*** Data for the task ***
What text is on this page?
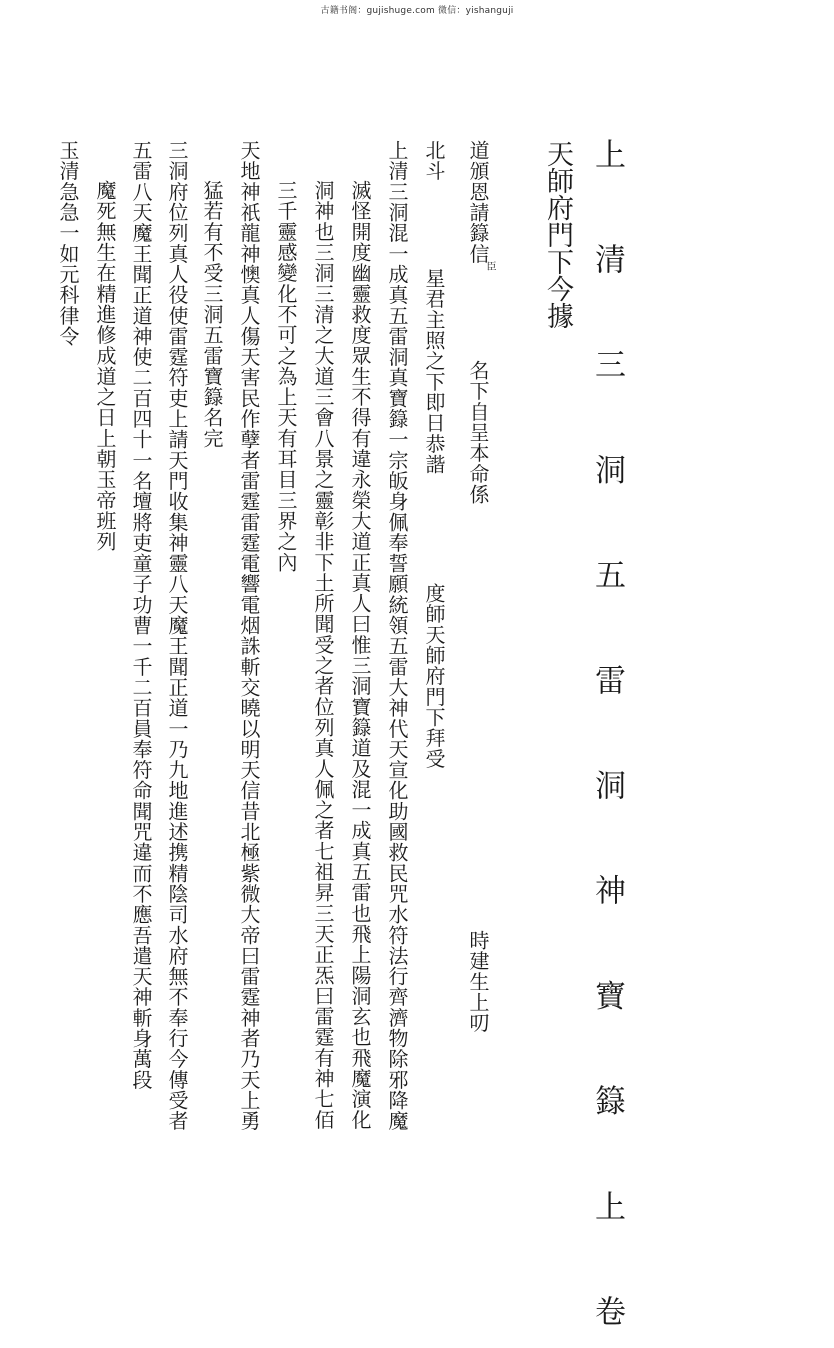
古籍书阁：gujishuge.com 微信：yishanguji
上　清　三　洞　五　雷　洞　神　寶　籙　上　卷
天師府門下今據
道頒恩請籙信
臣
名下自呈本命係
時建生上叨
北斗
星君主照之下即日恭諧
度師天師府門下拜受
上清三洞混一成真五雷洞真寶籙一宗皈身佩奉誓願統領五雷大神代天宣化助國救民咒水符法行齊濟物除邪降魔
滅怪開度幽靈救度眾生不得有違永榮大道正真人曰惟三洞寶籙道及混一成真五雷也飛上陽洞玄也飛魔演化
洞神也三洞三清之大道三會八景之靈彰非下土所聞受之者位列真人佩之者七祖昇三天正炁曰雷霆有神七佰
三千靈感變化不可之為上天有耳目三界之內
天地神祇龍神懊真人傷天害民作孽者雷霆雷霆電響電烟誅斬交曉以明天信昔北極紫微大帝曰雷霆神者乃天上勇
猛若有不受三洞五雷寶籙名完
三洞府位列真人役使雷霆符吏上請天門收集神靈八天魔王聞正道一乃九地進述携精陰司水府無不奉行今傳受者
五雷八天魔王聞正道神使二百四十一名壇將吏童子功曹一千二百員奉符命聞咒違而不應吾遣天神斬身萬段
魔死無生在精進修成道之日上朝玉帝班列
玉清急急一如元科律令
***
* [To be done]: Return the material exactly as given, apart from the pictures.

* [Solution to this exercise]:
What text is on this page?
古籍书阁：gujishuge.com 微信：yishanguji
上　清　三　洞　五　雷　洞　神　寶　籙　上　卷
天師府門下今據
道頒恩請籙信
臣
名下自呈本命係
時建生上叨
北斗
星君主照之下即日恭諧
度師天師府門下拜受
上清三洞混一成真五雷洞真寶籙一宗皈身佩奉誓願統領五雷大神代天宣化助國救民咒水符法行齊濟物除邪降魔
滅怪開度幽靈救度眾生不得有違永榮大道正真人曰惟三洞寶籙道及混一成真五雷也飛上陽洞玄也飛魔演化
洞神也三洞三清之大道三會八景之靈彰非下土所聞受之者位列真人佩之者七祖昇三天正炁曰雷霆有神七佰
三千靈感變化不可之為上天有耳目三界之內
天地神祇龍神懊真人傷天害民作孽者雷霆雷霆電響電烟誅斬交曉以明天信昔北極紫微大帝曰雷霆神者乃天上勇
猛若有不受三洞五雷寶籙名完
三洞府位列真人役使雷霆符吏上請天門收集神靈八天魔王聞正道一乃九地進述携精陰司水府無不奉行今傳受者
五雷八天魔王聞正道神使二百四十一名壇將吏童子功曹一千二百員奉符命聞咒違而不應吾遣天神斬身萬段
魔死無生在精進修成道之日上朝玉帝班列
玉清急急一如元科律令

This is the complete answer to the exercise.